** START OF SUPPLIED DATA **

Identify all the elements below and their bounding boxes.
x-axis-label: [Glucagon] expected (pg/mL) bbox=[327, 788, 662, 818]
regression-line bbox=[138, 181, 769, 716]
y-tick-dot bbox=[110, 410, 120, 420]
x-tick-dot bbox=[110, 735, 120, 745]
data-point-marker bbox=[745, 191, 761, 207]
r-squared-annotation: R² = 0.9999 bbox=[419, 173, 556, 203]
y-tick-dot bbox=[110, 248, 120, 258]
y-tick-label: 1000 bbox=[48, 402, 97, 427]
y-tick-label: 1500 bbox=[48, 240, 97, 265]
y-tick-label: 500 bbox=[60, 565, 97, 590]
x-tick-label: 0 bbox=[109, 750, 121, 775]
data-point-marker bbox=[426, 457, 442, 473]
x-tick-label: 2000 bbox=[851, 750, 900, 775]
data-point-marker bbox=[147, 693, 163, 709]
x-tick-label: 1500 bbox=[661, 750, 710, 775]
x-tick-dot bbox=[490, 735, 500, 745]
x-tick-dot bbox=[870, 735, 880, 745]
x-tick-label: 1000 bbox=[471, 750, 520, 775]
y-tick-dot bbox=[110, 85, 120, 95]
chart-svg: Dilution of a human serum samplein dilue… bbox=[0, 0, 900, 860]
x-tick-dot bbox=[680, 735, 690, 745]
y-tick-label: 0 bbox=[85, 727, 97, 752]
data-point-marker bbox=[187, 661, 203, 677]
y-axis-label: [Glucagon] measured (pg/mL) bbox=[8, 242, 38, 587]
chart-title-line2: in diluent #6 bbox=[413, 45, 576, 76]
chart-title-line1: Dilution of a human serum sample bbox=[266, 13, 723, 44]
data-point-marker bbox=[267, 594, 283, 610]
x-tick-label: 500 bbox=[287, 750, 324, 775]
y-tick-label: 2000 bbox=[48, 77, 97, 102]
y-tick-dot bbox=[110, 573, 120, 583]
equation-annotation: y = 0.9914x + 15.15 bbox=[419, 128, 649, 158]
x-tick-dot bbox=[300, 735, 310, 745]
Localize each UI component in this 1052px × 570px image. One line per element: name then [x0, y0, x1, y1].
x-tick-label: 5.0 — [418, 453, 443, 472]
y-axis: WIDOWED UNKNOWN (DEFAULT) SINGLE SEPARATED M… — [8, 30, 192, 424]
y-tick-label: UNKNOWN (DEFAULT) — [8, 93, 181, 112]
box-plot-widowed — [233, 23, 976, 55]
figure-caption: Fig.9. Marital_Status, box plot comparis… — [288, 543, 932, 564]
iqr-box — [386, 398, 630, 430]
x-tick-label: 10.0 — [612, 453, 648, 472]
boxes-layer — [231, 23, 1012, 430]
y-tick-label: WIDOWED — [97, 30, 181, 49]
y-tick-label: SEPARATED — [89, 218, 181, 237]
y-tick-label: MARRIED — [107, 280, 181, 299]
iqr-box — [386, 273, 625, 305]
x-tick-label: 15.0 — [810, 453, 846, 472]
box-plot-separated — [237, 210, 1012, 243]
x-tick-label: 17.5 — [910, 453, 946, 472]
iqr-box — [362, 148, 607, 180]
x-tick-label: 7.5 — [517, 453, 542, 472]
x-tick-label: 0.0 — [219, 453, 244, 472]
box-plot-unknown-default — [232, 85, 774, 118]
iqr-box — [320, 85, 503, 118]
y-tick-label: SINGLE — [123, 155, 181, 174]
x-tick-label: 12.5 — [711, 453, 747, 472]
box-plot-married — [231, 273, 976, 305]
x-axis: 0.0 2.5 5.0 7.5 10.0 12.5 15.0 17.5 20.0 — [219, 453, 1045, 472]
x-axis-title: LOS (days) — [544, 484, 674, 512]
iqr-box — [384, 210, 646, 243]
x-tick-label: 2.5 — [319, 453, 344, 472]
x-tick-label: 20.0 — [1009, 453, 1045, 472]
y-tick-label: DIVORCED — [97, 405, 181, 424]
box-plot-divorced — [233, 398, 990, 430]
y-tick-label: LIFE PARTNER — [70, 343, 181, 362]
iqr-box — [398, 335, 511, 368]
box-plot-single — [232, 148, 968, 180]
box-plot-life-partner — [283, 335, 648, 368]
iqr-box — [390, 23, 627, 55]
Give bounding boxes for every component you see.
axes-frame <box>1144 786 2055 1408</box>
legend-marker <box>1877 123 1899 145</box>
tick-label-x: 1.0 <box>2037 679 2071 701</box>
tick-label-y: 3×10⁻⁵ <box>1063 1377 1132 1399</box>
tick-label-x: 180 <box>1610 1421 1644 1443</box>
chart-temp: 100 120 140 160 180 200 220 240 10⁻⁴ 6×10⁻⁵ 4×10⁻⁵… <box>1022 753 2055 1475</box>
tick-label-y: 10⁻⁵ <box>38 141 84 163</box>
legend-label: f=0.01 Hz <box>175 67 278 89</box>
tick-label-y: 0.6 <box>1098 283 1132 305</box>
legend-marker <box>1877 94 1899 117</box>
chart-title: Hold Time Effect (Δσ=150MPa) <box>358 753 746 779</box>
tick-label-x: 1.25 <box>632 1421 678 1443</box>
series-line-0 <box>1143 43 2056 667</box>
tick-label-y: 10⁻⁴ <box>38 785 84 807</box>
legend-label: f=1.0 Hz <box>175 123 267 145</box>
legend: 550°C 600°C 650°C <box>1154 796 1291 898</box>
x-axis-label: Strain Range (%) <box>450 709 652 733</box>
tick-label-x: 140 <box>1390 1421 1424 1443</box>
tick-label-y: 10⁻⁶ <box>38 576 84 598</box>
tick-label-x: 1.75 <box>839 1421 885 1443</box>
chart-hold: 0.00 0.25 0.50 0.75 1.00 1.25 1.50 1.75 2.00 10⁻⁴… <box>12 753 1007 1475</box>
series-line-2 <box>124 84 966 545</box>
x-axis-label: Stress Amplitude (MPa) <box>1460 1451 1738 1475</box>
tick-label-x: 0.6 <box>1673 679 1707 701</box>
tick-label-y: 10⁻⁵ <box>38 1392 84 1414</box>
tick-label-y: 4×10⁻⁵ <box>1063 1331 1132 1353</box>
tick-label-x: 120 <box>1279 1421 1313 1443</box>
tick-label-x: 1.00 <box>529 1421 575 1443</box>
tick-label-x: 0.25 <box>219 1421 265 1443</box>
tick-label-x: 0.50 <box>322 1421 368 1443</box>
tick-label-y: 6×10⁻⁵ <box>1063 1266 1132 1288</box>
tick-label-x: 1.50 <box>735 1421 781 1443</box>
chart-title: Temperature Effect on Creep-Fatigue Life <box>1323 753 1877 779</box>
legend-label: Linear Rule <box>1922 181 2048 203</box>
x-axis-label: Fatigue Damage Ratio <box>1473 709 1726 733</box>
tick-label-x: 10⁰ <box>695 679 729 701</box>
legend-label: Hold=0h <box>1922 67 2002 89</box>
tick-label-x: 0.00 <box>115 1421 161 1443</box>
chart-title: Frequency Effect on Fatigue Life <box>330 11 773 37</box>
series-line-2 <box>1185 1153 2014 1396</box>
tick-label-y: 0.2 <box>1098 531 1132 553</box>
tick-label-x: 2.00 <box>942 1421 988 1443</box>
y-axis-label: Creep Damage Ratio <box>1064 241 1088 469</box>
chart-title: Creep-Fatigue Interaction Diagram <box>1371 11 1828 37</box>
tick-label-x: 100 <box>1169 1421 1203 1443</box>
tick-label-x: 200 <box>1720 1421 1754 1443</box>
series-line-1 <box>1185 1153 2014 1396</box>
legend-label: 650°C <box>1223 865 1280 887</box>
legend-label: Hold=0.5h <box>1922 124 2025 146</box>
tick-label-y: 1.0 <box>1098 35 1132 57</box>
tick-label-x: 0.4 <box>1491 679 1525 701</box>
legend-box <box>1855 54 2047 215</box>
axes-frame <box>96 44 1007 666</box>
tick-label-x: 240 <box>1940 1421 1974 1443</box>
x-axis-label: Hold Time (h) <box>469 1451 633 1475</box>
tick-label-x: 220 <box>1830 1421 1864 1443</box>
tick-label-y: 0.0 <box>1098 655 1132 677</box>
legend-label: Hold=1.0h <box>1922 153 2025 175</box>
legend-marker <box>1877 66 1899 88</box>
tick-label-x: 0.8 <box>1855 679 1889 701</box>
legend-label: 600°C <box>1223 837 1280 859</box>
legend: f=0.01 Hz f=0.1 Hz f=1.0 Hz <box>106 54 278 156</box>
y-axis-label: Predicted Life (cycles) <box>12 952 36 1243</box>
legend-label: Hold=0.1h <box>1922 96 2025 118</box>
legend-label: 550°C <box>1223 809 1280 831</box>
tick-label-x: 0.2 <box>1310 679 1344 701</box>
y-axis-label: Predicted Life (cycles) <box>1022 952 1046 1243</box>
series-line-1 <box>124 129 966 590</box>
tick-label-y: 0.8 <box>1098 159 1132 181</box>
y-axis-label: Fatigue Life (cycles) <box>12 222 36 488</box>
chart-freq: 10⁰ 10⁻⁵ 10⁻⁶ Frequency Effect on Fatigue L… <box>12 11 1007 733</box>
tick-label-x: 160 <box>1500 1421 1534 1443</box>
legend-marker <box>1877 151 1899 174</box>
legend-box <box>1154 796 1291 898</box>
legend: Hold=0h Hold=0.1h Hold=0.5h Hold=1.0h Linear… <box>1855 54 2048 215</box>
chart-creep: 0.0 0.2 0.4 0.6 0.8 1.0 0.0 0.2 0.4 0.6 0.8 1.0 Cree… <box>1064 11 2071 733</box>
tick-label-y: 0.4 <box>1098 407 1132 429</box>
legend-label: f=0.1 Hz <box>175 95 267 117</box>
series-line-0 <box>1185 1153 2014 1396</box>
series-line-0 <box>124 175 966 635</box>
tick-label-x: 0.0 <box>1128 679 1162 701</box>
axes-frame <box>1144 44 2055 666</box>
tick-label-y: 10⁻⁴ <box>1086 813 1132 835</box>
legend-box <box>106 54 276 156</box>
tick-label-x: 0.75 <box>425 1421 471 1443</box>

** END OF SUPPLIED DATA **

▶ [THE EXERCISE]: Repeat word for word the entries from the very start through the line that contains "equation-annotation: y = 0.9914x". Include that final line.

▶ [EXERCISE ANSWER]:
Identify all the elements below and their bounding boxes.
x-axis-label: [Glucagon] expected (pg/mL) bbox=[327, 788, 662, 818]
regression-line bbox=[138, 181, 769, 716]
y-tick-dot bbox=[110, 410, 120, 420]
x-tick-dot bbox=[110, 735, 120, 745]
data-point-marker bbox=[745, 191, 761, 207]
r-squared-annotation: R² = 0.9999 bbox=[419, 173, 556, 203]
y-tick-dot bbox=[110, 248, 120, 258]
y-tick-label: 1000 bbox=[48, 402, 97, 427]
y-tick-label: 1500 bbox=[48, 240, 97, 265]
y-tick-label: 500 bbox=[60, 565, 97, 590]
x-tick-label: 0 bbox=[109, 750, 121, 775]
data-point-marker bbox=[426, 457, 442, 473]
x-tick-label: 2000 bbox=[851, 750, 900, 775]
data-point-marker bbox=[147, 693, 163, 709]
x-tick-label: 1500 bbox=[661, 750, 710, 775]
x-tick-dot bbox=[490, 735, 500, 745]
x-tick-dot bbox=[870, 735, 880, 745]
x-tick-label: 1000 bbox=[471, 750, 520, 775]
y-tick-dot bbox=[110, 85, 120, 95]
chart-svg: Dilution of a human serum samplein dilue… bbox=[0, 0, 900, 860]
x-tick-dot bbox=[680, 735, 690, 745]
y-tick-label: 0 bbox=[85, 727, 97, 752]
data-point-marker bbox=[187, 661, 203, 677]
y-axis-label: [Glucagon] measured (pg/mL) bbox=[8, 242, 38, 587]
chart-title-line2: in diluent #6 bbox=[413, 45, 576, 76]
chart-title-line1: Dilution of a human serum sample bbox=[266, 13, 723, 44]
data-point-marker bbox=[267, 594, 283, 610]
x-tick-label: 500 bbox=[287, 750, 324, 775]
y-tick-label: 2000 bbox=[48, 77, 97, 102]
y-tick-dot bbox=[110, 573, 120, 583]
equation-annotation: y = 0.9914x + 15.15 bbox=[419, 128, 649, 158]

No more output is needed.